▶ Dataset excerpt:
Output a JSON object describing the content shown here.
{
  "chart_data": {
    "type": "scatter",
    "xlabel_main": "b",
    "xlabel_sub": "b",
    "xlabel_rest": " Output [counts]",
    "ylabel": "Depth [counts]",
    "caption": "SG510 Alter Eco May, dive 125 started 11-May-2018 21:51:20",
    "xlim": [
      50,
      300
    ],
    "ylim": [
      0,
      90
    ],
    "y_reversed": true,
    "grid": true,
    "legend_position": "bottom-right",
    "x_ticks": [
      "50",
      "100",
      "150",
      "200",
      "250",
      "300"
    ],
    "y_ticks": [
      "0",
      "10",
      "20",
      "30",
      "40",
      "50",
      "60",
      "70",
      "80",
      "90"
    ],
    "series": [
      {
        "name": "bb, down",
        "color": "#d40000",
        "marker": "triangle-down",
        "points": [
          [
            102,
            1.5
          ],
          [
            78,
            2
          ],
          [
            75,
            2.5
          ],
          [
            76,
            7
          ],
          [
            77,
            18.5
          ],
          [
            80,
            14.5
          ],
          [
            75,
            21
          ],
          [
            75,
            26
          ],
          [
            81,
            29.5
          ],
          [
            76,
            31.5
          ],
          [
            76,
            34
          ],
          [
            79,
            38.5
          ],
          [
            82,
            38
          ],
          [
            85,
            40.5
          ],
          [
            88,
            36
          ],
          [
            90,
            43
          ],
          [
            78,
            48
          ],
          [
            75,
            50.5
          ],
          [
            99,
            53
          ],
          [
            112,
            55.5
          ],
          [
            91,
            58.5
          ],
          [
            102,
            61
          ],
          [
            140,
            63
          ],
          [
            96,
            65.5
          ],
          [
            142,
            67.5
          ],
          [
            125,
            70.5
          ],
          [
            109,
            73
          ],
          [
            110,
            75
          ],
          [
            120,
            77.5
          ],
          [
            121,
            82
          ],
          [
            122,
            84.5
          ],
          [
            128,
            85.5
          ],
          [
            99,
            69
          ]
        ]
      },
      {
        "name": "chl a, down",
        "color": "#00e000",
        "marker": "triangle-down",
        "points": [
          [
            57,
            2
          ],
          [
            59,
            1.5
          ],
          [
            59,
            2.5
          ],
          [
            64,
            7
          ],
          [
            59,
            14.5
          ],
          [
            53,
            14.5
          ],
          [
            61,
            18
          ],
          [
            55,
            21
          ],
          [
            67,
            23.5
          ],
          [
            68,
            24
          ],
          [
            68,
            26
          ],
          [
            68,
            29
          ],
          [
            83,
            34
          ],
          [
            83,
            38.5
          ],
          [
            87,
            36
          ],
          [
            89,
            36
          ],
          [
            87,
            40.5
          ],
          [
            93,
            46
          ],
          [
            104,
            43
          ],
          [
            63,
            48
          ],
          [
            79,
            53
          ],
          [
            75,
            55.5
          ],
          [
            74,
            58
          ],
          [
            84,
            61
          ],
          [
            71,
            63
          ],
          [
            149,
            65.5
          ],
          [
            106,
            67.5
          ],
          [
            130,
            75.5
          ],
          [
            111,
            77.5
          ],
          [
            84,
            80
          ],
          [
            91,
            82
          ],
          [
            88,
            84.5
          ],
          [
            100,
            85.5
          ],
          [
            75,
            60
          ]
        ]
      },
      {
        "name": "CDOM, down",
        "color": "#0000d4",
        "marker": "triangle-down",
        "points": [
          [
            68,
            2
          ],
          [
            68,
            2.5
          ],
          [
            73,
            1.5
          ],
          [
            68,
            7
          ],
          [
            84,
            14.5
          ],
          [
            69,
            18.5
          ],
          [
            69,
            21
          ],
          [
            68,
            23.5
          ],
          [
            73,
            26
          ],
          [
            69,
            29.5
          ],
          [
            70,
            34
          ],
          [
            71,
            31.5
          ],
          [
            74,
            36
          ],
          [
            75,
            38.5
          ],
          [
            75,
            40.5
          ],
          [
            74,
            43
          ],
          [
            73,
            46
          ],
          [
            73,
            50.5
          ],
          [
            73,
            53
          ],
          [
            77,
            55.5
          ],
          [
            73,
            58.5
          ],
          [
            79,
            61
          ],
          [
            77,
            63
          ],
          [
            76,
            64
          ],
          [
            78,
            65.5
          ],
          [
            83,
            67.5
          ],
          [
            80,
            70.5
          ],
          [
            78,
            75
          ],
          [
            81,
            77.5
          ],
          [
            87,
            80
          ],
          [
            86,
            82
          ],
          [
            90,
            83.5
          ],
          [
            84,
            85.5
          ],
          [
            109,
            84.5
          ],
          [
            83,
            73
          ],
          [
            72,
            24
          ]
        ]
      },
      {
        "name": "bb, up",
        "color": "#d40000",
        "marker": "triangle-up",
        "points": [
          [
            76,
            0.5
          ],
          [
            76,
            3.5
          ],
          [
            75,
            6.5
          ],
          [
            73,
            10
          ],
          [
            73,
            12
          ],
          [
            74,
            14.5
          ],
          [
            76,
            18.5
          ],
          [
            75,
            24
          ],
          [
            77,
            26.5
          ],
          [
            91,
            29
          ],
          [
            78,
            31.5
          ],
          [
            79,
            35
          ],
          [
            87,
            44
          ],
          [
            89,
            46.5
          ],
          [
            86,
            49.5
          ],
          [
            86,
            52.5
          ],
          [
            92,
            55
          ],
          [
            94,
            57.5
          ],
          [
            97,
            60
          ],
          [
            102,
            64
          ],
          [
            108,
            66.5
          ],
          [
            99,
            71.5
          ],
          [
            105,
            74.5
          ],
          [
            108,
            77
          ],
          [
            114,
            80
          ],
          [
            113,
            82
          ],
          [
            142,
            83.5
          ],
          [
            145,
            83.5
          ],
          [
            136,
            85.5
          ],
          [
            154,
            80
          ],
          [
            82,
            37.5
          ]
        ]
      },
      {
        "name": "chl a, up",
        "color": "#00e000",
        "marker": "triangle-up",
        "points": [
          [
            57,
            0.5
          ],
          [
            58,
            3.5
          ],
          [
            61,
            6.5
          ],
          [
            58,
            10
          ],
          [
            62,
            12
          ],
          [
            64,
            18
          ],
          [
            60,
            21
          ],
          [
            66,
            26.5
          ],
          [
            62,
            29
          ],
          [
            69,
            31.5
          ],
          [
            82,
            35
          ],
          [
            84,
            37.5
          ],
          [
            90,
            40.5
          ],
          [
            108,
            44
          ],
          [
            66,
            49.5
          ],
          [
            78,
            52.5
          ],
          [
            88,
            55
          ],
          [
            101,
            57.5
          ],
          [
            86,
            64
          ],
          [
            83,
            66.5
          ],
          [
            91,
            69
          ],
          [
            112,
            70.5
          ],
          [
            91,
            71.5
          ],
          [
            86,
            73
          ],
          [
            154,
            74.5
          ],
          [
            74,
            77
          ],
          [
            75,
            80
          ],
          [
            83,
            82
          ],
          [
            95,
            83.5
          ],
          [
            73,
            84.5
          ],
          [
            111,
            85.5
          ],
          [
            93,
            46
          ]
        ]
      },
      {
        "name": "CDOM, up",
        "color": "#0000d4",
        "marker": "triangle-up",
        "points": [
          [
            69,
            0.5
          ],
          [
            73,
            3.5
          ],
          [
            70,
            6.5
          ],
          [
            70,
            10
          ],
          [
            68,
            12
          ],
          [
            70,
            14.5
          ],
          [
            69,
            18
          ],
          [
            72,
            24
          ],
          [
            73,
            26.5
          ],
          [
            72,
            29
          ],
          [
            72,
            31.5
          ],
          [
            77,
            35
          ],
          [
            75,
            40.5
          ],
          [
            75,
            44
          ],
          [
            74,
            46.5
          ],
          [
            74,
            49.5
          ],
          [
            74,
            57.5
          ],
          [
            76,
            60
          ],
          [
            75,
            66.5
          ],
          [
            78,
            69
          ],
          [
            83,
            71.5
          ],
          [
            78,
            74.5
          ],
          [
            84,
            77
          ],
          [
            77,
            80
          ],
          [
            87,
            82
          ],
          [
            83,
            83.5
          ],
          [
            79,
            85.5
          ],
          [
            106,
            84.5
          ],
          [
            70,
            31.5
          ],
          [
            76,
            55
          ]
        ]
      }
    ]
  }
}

▶ Exercise description: Copy out each line of the material that holds the word "Output".

▶ Completed exercise:
Output a JSON object describing the content shown here.
    "xlabel_rest": " Output [counts]",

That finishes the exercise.